Begin Material for this exercise
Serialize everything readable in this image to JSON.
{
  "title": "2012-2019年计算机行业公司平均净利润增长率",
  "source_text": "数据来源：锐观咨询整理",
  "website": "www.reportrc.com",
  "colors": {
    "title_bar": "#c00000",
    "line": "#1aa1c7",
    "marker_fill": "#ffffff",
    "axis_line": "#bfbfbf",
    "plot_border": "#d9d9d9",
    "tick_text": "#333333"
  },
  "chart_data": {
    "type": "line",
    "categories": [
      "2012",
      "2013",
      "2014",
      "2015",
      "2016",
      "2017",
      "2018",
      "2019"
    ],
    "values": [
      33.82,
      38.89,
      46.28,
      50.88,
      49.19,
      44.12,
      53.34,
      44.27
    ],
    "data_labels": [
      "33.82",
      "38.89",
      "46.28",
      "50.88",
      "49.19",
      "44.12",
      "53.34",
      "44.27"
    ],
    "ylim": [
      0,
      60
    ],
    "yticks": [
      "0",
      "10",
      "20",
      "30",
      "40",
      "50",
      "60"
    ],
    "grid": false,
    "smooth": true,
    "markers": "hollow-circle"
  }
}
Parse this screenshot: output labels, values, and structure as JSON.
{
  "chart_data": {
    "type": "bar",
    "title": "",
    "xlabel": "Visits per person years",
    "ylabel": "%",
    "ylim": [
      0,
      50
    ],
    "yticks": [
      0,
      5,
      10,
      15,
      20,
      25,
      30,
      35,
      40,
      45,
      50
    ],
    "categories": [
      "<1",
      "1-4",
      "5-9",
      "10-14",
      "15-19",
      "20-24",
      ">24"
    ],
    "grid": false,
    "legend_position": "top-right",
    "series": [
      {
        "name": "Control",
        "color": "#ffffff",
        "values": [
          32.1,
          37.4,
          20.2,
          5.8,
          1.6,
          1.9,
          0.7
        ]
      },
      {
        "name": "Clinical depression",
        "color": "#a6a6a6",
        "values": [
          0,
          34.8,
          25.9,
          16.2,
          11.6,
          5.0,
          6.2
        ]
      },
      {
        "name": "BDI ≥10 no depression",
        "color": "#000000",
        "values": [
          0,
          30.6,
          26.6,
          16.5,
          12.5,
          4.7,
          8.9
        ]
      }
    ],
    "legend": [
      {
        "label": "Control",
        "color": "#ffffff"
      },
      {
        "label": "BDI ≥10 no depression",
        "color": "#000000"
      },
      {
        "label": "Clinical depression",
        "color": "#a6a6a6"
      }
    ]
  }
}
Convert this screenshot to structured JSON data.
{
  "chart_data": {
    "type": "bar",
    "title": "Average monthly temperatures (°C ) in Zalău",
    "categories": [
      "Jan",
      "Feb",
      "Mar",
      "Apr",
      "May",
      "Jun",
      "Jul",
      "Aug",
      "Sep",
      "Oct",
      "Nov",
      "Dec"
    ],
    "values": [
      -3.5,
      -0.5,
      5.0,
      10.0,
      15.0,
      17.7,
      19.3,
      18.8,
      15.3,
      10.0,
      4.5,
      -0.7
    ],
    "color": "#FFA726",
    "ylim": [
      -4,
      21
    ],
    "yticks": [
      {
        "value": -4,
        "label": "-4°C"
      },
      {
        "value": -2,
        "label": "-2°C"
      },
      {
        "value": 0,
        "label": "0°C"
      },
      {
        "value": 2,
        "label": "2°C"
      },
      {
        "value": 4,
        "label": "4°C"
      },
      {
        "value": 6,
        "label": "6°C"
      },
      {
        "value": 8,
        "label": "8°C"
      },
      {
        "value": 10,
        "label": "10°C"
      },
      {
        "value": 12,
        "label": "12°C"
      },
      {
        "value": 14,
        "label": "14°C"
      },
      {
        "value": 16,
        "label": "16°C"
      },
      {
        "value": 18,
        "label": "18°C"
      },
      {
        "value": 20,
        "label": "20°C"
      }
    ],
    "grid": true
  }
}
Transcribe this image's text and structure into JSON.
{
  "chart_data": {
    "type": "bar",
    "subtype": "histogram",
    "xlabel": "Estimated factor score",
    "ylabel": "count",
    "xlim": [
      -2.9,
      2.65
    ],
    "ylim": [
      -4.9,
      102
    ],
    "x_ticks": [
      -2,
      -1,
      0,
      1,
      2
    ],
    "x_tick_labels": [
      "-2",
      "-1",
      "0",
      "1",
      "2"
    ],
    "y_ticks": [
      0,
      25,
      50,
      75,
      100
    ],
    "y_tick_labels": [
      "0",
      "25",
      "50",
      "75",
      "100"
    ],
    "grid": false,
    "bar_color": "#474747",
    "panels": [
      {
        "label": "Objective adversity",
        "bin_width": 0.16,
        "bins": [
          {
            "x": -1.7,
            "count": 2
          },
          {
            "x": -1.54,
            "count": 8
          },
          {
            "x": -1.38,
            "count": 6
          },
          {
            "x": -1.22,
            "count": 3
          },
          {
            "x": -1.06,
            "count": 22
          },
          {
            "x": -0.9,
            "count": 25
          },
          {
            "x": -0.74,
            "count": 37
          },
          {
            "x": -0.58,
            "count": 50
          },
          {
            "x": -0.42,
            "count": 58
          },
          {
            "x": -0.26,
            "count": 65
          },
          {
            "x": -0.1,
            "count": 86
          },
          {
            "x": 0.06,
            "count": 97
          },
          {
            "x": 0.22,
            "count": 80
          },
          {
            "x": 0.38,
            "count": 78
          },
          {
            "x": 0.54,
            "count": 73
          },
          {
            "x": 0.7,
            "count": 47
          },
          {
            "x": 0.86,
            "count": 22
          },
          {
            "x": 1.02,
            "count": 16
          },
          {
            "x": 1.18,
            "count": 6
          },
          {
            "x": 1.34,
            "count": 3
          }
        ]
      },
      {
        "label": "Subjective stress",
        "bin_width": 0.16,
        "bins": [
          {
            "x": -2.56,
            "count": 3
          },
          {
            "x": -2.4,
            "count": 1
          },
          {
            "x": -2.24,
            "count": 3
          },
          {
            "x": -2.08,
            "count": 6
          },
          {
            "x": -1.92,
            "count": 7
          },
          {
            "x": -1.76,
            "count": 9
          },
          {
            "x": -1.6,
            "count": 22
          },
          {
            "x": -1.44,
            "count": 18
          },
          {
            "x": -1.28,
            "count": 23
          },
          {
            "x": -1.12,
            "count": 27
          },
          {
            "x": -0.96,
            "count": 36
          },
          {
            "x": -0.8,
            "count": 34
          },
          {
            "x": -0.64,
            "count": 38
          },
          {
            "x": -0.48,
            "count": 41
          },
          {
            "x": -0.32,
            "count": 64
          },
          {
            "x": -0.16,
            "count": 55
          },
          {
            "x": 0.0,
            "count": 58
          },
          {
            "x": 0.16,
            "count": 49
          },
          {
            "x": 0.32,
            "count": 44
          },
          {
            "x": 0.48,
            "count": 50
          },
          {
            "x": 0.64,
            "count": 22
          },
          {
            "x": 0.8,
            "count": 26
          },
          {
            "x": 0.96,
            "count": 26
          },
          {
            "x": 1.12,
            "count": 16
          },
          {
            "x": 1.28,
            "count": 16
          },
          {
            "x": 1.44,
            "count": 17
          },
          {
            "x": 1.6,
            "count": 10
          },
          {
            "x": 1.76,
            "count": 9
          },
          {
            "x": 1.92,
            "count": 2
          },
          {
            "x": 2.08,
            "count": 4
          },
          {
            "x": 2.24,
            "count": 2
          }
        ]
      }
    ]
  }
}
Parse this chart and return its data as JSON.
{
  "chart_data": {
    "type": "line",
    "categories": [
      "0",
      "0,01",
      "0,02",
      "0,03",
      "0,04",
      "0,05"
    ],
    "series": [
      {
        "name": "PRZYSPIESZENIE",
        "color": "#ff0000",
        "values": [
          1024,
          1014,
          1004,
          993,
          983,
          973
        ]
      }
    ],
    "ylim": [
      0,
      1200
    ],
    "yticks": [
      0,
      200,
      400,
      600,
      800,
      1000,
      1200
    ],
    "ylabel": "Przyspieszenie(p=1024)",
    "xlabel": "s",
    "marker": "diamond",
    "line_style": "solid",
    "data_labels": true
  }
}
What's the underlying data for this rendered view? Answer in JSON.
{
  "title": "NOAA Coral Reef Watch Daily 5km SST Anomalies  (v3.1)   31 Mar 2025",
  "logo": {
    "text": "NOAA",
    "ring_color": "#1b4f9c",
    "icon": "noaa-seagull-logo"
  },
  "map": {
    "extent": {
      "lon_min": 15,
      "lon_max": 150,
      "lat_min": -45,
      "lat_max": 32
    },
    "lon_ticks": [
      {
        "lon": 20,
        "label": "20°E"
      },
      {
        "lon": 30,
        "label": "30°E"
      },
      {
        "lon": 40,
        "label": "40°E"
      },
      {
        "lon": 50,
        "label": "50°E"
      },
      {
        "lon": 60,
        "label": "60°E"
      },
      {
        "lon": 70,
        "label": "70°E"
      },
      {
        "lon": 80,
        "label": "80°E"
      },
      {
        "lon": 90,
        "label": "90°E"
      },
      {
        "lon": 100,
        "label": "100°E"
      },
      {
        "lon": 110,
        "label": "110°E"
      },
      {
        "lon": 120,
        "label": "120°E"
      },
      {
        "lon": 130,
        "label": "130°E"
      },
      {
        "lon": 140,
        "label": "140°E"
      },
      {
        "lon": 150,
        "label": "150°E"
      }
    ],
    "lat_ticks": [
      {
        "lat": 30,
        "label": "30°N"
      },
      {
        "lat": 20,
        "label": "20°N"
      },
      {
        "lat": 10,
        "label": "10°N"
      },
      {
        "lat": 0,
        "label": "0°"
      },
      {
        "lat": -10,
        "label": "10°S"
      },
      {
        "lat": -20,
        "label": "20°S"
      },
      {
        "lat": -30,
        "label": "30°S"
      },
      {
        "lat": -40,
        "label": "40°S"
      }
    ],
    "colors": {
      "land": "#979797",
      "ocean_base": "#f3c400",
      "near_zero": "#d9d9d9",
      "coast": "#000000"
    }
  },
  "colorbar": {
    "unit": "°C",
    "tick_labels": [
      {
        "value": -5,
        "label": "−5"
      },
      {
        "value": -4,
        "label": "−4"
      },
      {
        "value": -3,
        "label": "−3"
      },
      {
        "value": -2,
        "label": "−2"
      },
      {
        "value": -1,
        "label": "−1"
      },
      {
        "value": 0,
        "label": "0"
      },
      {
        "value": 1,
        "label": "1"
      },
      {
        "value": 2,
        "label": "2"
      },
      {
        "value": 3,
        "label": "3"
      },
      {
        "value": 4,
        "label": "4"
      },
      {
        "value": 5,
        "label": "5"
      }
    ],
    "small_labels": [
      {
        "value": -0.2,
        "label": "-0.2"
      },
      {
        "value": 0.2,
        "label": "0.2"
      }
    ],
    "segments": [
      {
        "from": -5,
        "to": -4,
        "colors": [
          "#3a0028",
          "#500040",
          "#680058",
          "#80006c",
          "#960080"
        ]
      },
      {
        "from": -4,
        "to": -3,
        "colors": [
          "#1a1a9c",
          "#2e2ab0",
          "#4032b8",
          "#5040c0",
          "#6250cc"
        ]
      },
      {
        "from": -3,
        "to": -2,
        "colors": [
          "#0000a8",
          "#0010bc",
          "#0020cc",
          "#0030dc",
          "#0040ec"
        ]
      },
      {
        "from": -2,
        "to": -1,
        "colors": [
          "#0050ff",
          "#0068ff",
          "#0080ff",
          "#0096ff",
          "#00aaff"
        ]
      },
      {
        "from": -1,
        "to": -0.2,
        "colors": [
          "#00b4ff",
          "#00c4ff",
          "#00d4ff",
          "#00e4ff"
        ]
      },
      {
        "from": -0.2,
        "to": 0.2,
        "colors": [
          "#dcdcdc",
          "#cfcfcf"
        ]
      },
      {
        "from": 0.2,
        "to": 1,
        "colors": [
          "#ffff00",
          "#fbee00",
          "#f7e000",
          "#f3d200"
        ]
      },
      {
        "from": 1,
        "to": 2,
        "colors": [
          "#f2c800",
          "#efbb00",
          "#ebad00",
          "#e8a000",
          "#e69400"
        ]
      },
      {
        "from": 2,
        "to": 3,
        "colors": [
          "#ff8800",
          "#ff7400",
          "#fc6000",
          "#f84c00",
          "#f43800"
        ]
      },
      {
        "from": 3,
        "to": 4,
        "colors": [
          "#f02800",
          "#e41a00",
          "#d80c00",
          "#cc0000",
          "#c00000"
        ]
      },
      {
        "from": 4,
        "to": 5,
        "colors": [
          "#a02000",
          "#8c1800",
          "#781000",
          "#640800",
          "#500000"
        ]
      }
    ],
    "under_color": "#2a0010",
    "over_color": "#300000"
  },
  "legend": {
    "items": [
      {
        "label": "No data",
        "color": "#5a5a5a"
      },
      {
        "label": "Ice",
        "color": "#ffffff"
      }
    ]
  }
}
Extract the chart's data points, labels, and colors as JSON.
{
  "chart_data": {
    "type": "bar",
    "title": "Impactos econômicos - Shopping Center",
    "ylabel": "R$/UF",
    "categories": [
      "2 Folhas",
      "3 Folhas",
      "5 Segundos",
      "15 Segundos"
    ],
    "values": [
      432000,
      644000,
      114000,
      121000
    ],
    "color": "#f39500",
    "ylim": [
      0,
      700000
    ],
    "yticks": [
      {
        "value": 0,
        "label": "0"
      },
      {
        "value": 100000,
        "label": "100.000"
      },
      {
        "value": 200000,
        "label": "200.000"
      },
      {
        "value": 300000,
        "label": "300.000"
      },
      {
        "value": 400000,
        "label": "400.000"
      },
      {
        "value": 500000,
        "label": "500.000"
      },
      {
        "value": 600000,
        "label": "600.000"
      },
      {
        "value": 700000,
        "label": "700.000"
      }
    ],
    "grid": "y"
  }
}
End Material for this exercise
▶ **Objective**:
Find each line with the string "ffffff" and copy it out.

▶ **Result of the task**:
    "marker_fill": "#ffffff",
        "color": "#ffffff",
        "color": "#ffffff"
        "color": "#ffffff"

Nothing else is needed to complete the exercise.